# GIVEN TASK
From the records below, pull each line that has "object".

# GIVEN DATA
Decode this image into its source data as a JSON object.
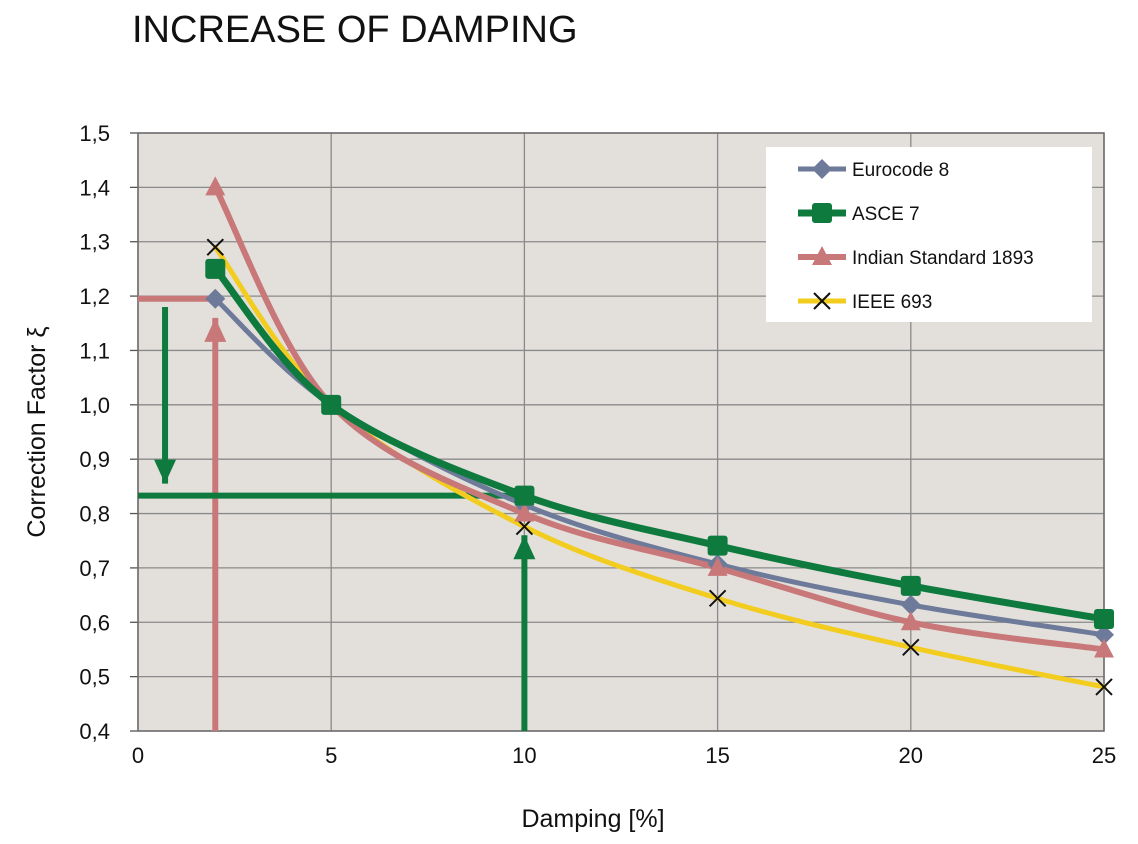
{
  "chart_data": {
    "type": "line",
    "title": "INCREASE OF DAMPING",
    "xlabel": "Damping [%]",
    "ylabel": "Correction Factor ξ",
    "xlim": [
      0,
      25
    ],
    "ylim": [
      0.4,
      1.5
    ],
    "x_ticks": [
      "0",
      "5",
      "10",
      "15",
      "20",
      "25"
    ],
    "y_ticks": [
      "0,4",
      "0,5",
      "0,6",
      "0,7",
      "0,8",
      "0,9",
      "1,0",
      "1,1",
      "1,2",
      "1,3",
      "1,4",
      "1,5"
    ],
    "grid": true,
    "legend_position": "top-right",
    "series": [
      {
        "name": "Eurocode 8",
        "color": "#6E7A9A",
        "marker": "diamond",
        "x": [
          2,
          5,
          10,
          15,
          20,
          25
        ],
        "y": [
          1.195,
          1.0,
          0.816,
          0.707,
          0.632,
          0.577
        ]
      },
      {
        "name": "ASCE 7",
        "color": "#0F7A3E",
        "marker": "square",
        "x": [
          2,
          5,
          10,
          15,
          20,
          25
        ],
        "y": [
          1.25,
          1.0,
          0.833,
          0.741,
          0.667,
          0.606
        ]
      },
      {
        "name": "Indian Standard 1893",
        "color": "#C87878",
        "marker": "triangle",
        "x": [
          2,
          5,
          10,
          15,
          20,
          25
        ],
        "y": [
          1.4,
          1.0,
          0.8,
          0.7,
          0.6,
          0.55
        ]
      },
      {
        "name": "IEEE 693",
        "color": "#F2CC1F",
        "marker": "x",
        "x": [
          2,
          5,
          10,
          15,
          20,
          25
        ],
        "y": [
          1.29,
          1.0,
          0.776,
          0.644,
          0.554,
          0.481
        ]
      }
    ],
    "annotations": [
      {
        "kind": "arrow",
        "color": "#C87878",
        "points": [
          [
            2,
            0.4
          ],
          [
            2,
            1.16
          ]
        ]
      },
      {
        "kind": "arrow",
        "color": "#0F7A3E",
        "points": [
          [
            10,
            0.4
          ],
          [
            10,
            0.76
          ]
        ]
      },
      {
        "kind": "line",
        "color": "#C87878",
        "points": [
          [
            0,
            1.195
          ],
          [
            2,
            1.195
          ]
        ]
      },
      {
        "kind": "arrow",
        "color": "#0F7A3E",
        "points": [
          [
            0.7,
            1.18
          ],
          [
            0.7,
            0.855
          ]
        ]
      },
      {
        "kind": "line",
        "color": "#0F7A3E",
        "points": [
          [
            0,
            0.833
          ],
          [
            10,
            0.833
          ]
        ]
      }
    ]
  }
}
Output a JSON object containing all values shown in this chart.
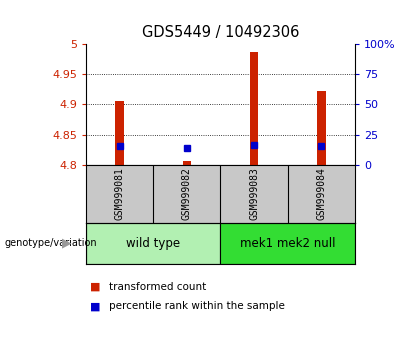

# THE ANSWER
Decode this image into its source data as a JSON object.
Output a JSON object containing all values shown in this chart.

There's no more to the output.